### Data provided
++++

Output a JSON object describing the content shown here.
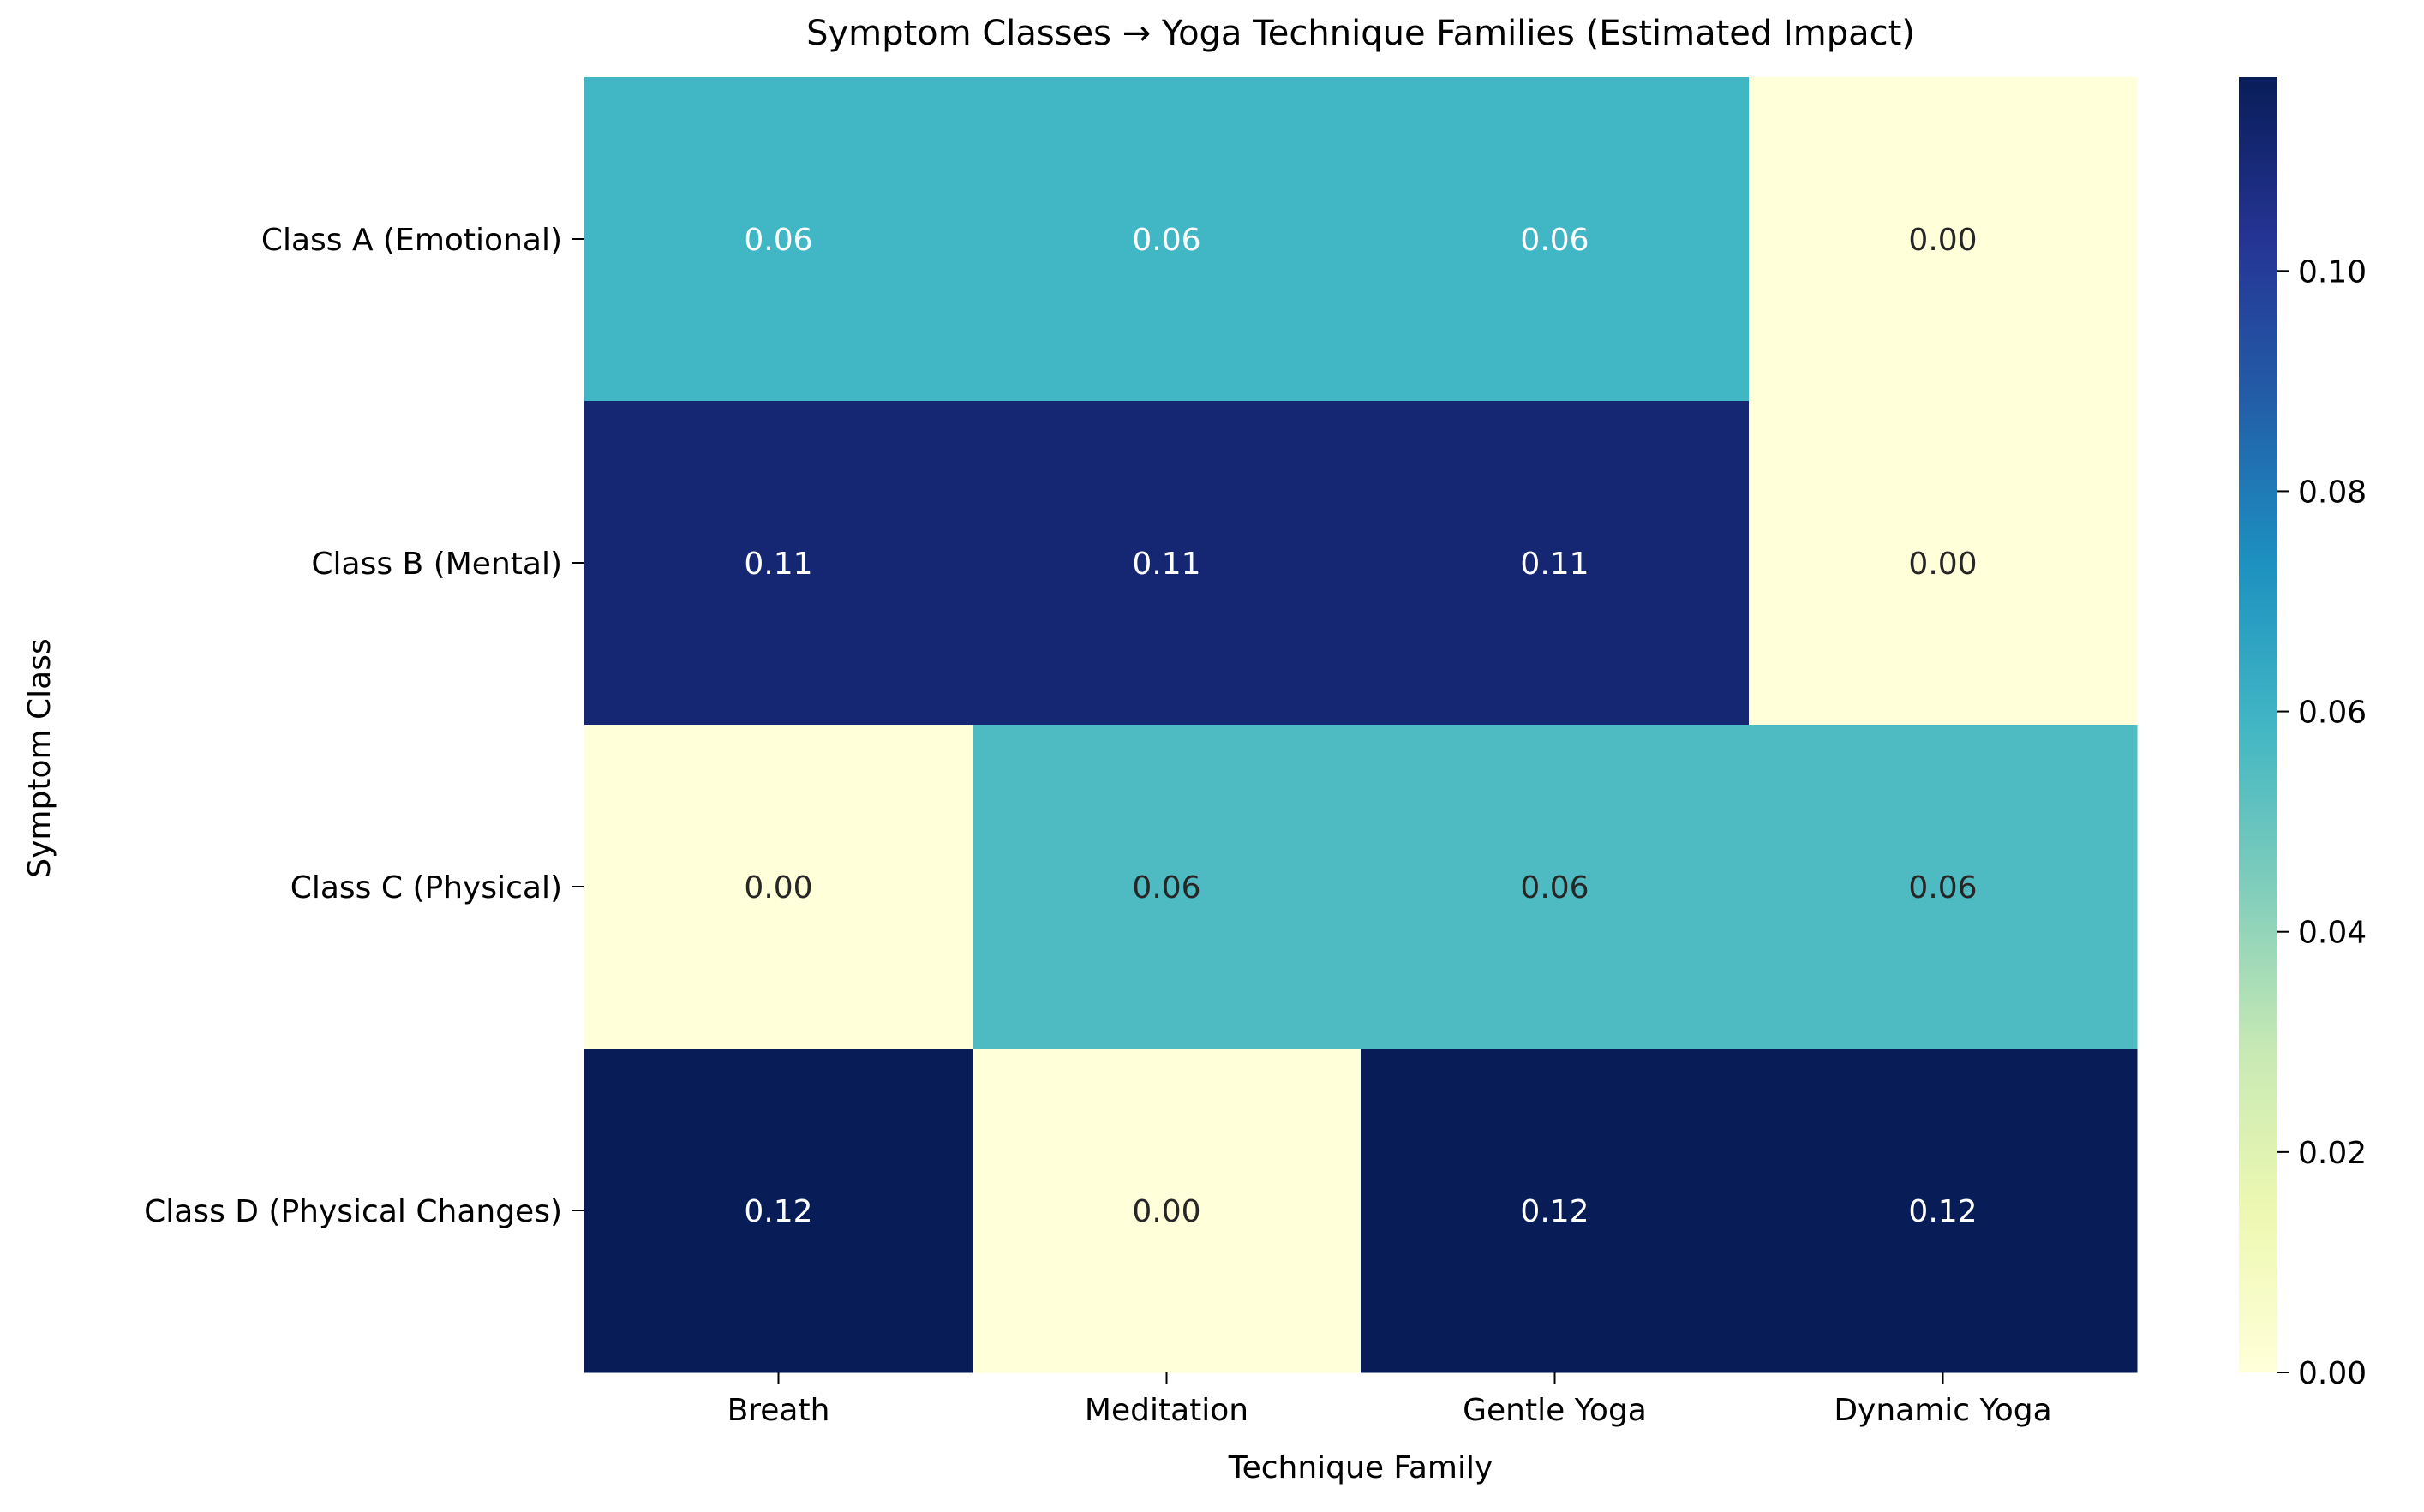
{
  "chart_data": {
    "type": "heatmap",
    "title": "Symptom Classes → Yoga Technique Families (Estimated Impact)",
    "xlabel": "Technique Family",
    "ylabel": "Symptom Class",
    "x_categories": [
      "Breath",
      "Meditation",
      "Gentle Yoga",
      "Dynamic Yoga"
    ],
    "y_categories": [
      "Class A (Emotional)",
      "Class B (Mental)",
      "Class C (Physical)",
      "Class D (Physical Changes)"
    ],
    "values": [
      [
        0.0588,
        0.0588,
        0.0588,
        0.0
      ],
      [
        0.1111,
        0.1111,
        0.1111,
        0.0
      ],
      [
        0.0,
        0.0556,
        0.0556,
        0.0556
      ],
      [
        0.1176,
        0.0,
        0.1176,
        0.1176
      ]
    ],
    "value_labels": [
      [
        "0.06",
        "0.06",
        "0.06",
        "0.00"
      ],
      [
        "0.11",
        "0.11",
        "0.11",
        "0.00"
      ],
      [
        "0.00",
        "0.06",
        "0.06",
        "0.06"
      ],
      [
        "0.12",
        "0.00",
        "0.12",
        "0.12"
      ]
    ],
    "colorbar": {
      "colormap": "YlGnBu",
      "range": [
        0.0,
        0.1176
      ],
      "ticks": [
        0.0,
        0.02,
        0.04,
        0.06,
        0.08,
        0.1
      ],
      "tick_labels": [
        "0.00",
        "0.02",
        "0.04",
        "0.06",
        "0.08",
        "0.10"
      ]
    },
    "grid": false
  },
  "colors": {
    "colormap_stops": [
      "#ffffd9",
      "#edf8b1",
      "#c7e9b4",
      "#7fcdbb",
      "#41b6c4",
      "#1d91c0",
      "#225ea8",
      "#253494",
      "#081d58"
    ],
    "text_light": "#ffffff",
    "text_dark": "#262626",
    "axis": "#000000"
  }
}
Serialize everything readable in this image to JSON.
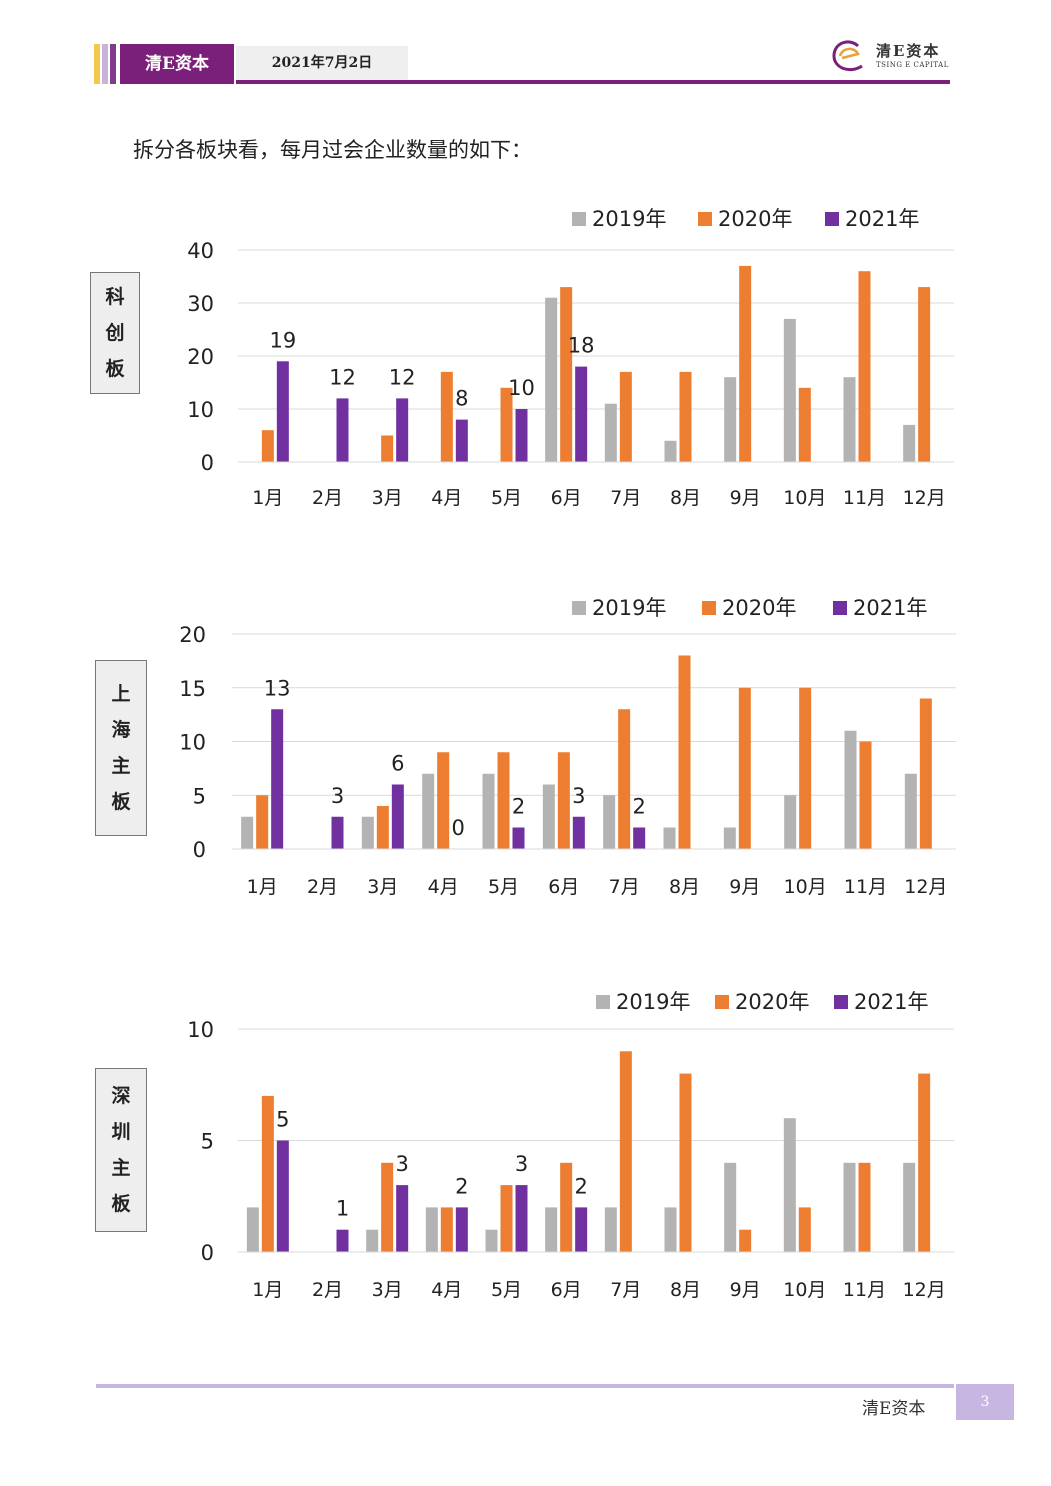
{
  "header": {
    "brand": "清E资本",
    "date": "2021年7月2日",
    "logo_cn": "清E资本",
    "logo_en": "TSING E CAPITAL"
  },
  "intro_text": "拆分各板块看，每月过会企业数量的如下：",
  "colors": {
    "2019": "#b3b3b3",
    "2020": "#ed7d31",
    "2021": "#7030a0",
    "brand": "#7a1f7a"
  },
  "chart_data": [
    {
      "type": "bar",
      "board_label": [
        "科",
        "创",
        "板"
      ],
      "categories": [
        "1月",
        "2月",
        "3月",
        "4月",
        "5月",
        "6月",
        "7月",
        "8月",
        "9月",
        "10月",
        "11月",
        "12月"
      ],
      "series": [
        {
          "name": "2019年",
          "values": [
            0,
            0,
            0,
            0,
            0,
            31,
            11,
            4,
            16,
            27,
            16,
            7
          ]
        },
        {
          "name": "2020年",
          "values": [
            6,
            0,
            5,
            17,
            14,
            33,
            17,
            17,
            37,
            14,
            36,
            33
          ]
        },
        {
          "name": "2021年",
          "values": [
            19,
            12,
            12,
            8,
            10,
            18,
            null,
            null,
            null,
            null,
            null,
            null
          ]
        }
      ],
      "data_labels_series": "2021年",
      "ylim": [
        0,
        40
      ],
      "yticks": [
        0,
        10,
        20,
        30,
        40
      ],
      "grid": true,
      "legend": "top-right"
    },
    {
      "type": "bar",
      "board_label": [
        "上",
        "海",
        "主",
        "板"
      ],
      "categories": [
        "1月",
        "2月",
        "3月",
        "4月",
        "5月",
        "6月",
        "7月",
        "8月",
        "9月",
        "10月",
        "11月",
        "12月"
      ],
      "series": [
        {
          "name": "2019年",
          "values": [
            3,
            0,
            3,
            7,
            7,
            6,
            5,
            2,
            2,
            5,
            11,
            7
          ]
        },
        {
          "name": "2020年",
          "values": [
            5,
            0,
            4,
            9,
            9,
            9,
            13,
            18,
            15,
            15,
            10,
            14
          ]
        },
        {
          "name": "2021年",
          "values": [
            13,
            3,
            6,
            0,
            2,
            3,
            2,
            null,
            null,
            null,
            null,
            null
          ]
        }
      ],
      "data_labels_series": "2021年",
      "ylim": [
        0,
        20
      ],
      "yticks": [
        0,
        5,
        10,
        15,
        20
      ],
      "grid": true,
      "legend": "top-right"
    },
    {
      "type": "bar",
      "board_label": [
        "深",
        "圳",
        "主",
        "板"
      ],
      "categories": [
        "1月",
        "2月",
        "3月",
        "4月",
        "5月",
        "6月",
        "7月",
        "8月",
        "9月",
        "10月",
        "11月",
        "12月"
      ],
      "series": [
        {
          "name": "2019年",
          "values": [
            2,
            0,
            1,
            2,
            1,
            2,
            2,
            2,
            4,
            6,
            4,
            4
          ]
        },
        {
          "name": "2020年",
          "values": [
            7,
            0,
            4,
            2,
            3,
            4,
            9,
            8,
            1,
            2,
            4,
            8
          ]
        },
        {
          "name": "2021年",
          "values": [
            5,
            1,
            3,
            2,
            3,
            2,
            null,
            null,
            null,
            null,
            null,
            null
          ]
        }
      ],
      "data_labels_series": "2021年",
      "ylim": [
        0,
        10
      ],
      "yticks": [
        0,
        5,
        10
      ],
      "grid": true,
      "legend": "top-right"
    }
  ],
  "footer": {
    "brand": "清E资本",
    "page": "3"
  }
}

++++

### Exercise aim
Omit the images and transcribe all of the records above word for word.

### Complete response
Output a JSON object describing the content shown here.
{
  "chart_data": {
    "type": "heatmap",
    "title": "Symptom Classes → Yoga Technique Families (Estimated Impact)",
    "xlabel": "Technique Family",
    "ylabel": "Symptom Class",
    "x_categories": [
      "Breath",
      "Meditation",
      "Gentle Yoga",
      "Dynamic Yoga"
    ],
    "y_categories": [
      "Class A (Emotional)",
      "Class B (Mental)",
      "Class C (Physical)",
      "Class D (Physical Changes)"
    ],
    "values": [
      [
        0.0588,
        0.0588,
        0.0588,
        0.0
      ],
      [
        0.1111,
        0.1111,
        0.1111,
        0.0
      ],
      [
        0.0,
        0.0556,
        0.0556,
        0.0556
      ],
      [
        0.1176,
        0.0,
        0.1176,
        0.1176
      ]
    ],
    "value_labels": [
      [
        "0.06",
        "0.06",
        "0.06",
        "0.00"
      ],
      [
        "0.11",
        "0.11",
        "0.11",
        "0.00"
      ],
      [
        "0.00",
        "0.06",
        "0.06",
        "0.06"
      ],
      [
        "0.12",
        "0.00",
        "0.12",
        "0.12"
      ]
    ],
    "colorbar": {
      "colormap": "YlGnBu",
      "range": [
        0.0,
        0.1176
      ],
      "ticks": [
        0.0,
        0.02,
        0.04,
        0.06,
        0.08,
        0.1
      ],
      "tick_labels": [
        "0.00",
        "0.02",
        "0.04",
        "0.06",
        "0.08",
        "0.10"
      ]
    },
    "grid": false
  },
  "colors": {
    "colormap_stops": [
      "#ffffd9",
      "#edf8b1",
      "#c7e9b4",
      "#7fcdbb",
      "#41b6c4",
      "#1d91c0",
      "#225ea8",
      "#253494",
      "#081d58"
    ],
    "text_light": "#ffffff",
    "text_dark": "#262626",
    "axis": "#000000"
  }
}
Serialize everything readable in this image to JSON.
{
  "header": {
    "brand": "清E资本",
    "date": "2021年7月2日",
    "logo_cn": "清E资本",
    "logo_en": "TSING E CAPITAL"
  },
  "intro_text": "拆分各板块看，每月过会企业数量的如下：",
  "colors": {
    "2019": "#b3b3b3",
    "2020": "#ed7d31",
    "2021": "#7030a0",
    "brand": "#7a1f7a"
  },
  "chart_data": [
    {
      "type": "bar",
      "board_label": [
        "科",
        "创",
        "板"
      ],
      "categories": [
        "1月",
        "2月",
        "3月",
        "4月",
        "5月",
        "6月",
        "7月",
        "8月",
        "9月",
        "10月",
        "11月",
        "12月"
      ],
      "series": [
        {
          "name": "2019年",
          "values": [
            0,
            0,
            0,
            0,
            0,
            31,
            11,
            4,
            16,
            27,
            16,
            7
          ]
        },
        {
          "name": "2020年",
          "values": [
            6,
            0,
            5,
            17,
            14,
            33,
            17,
            17,
            37,
            14,
            36,
            33
          ]
        },
        {
          "name": "2021年",
          "values": [
            19,
            12,
            12,
            8,
            10,
            18,
            null,
            null,
            null,
            null,
            null,
            null
          ]
        }
      ],
      "data_labels_series": "2021年",
      "ylim": [
        0,
        40
      ],
      "yticks": [
        0,
        10,
        20,
        30,
        40
      ],
      "grid": true,
      "legend": "top-right"
    },
    {
      "type": "bar",
      "board_label": [
        "上",
        "海",
        "主",
        "板"
      ],
      "categories": [
        "1月",
        "2月",
        "3月",
        "4月",
        "5月",
        "6月",
        "7月",
        "8月",
        "9月",
        "10月",
        "11月",
        "12月"
      ],
      "series": [
        {
          "name": "2019年",
          "values": [
            3,
            0,
            3,
            7,
            7,
            6,
            5,
            2,
            2,
            5,
            11,
            7
          ]
        },
        {
          "name": "2020年",
          "values": [
            5,
            0,
            4,
            9,
            9,
            9,
            13,
            18,
            15,
            15,
            10,
            14
          ]
        },
        {
          "name": "2021年",
          "values": [
            13,
            3,
            6,
            0,
            2,
            3,
            2,
            null,
            null,
            null,
            null,
            null
          ]
        }
      ],
      "data_labels_series": "2021年",
      "ylim": [
        0,
        20
      ],
      "yticks": [
        0,
        5,
        10,
        15,
        20
      ],
      "grid": true,
      "legend": "top-right"
    },
    {
      "type": "bar",
      "board_label": [
        "深",
        "圳",
        "主",
        "板"
      ],
      "categories": [
        "1月",
        "2月",
        "3月",
        "4月",
        "5月",
        "6月",
        "7月",
        "8月",
        "9月",
        "10月",
        "11月",
        "12月"
      ],
      "series": [
        {
          "name": "2019年",
          "values": [
            2,
            0,
            1,
            2,
            1,
            2,
            2,
            2,
            4,
            6,
            4,
            4
          ]
        },
        {
          "name": "2020年",
          "values": [
            7,
            0,
            4,
            2,
            3,
            4,
            9,
            8,
            1,
            2,
            4,
            8
          ]
        },
        {
          "name": "2021年",
          "values": [
            5,
            1,
            3,
            2,
            3,
            2,
            null,
            null,
            null,
            null,
            null,
            null
          ]
        }
      ],
      "data_labels_series": "2021年",
      "ylim": [
        0,
        10
      ],
      "yticks": [
        0,
        5,
        10
      ],
      "grid": true,
      "legend": "top-right"
    }
  ],
  "footer": {
    "brand": "清E资本",
    "page": "3"
  }
}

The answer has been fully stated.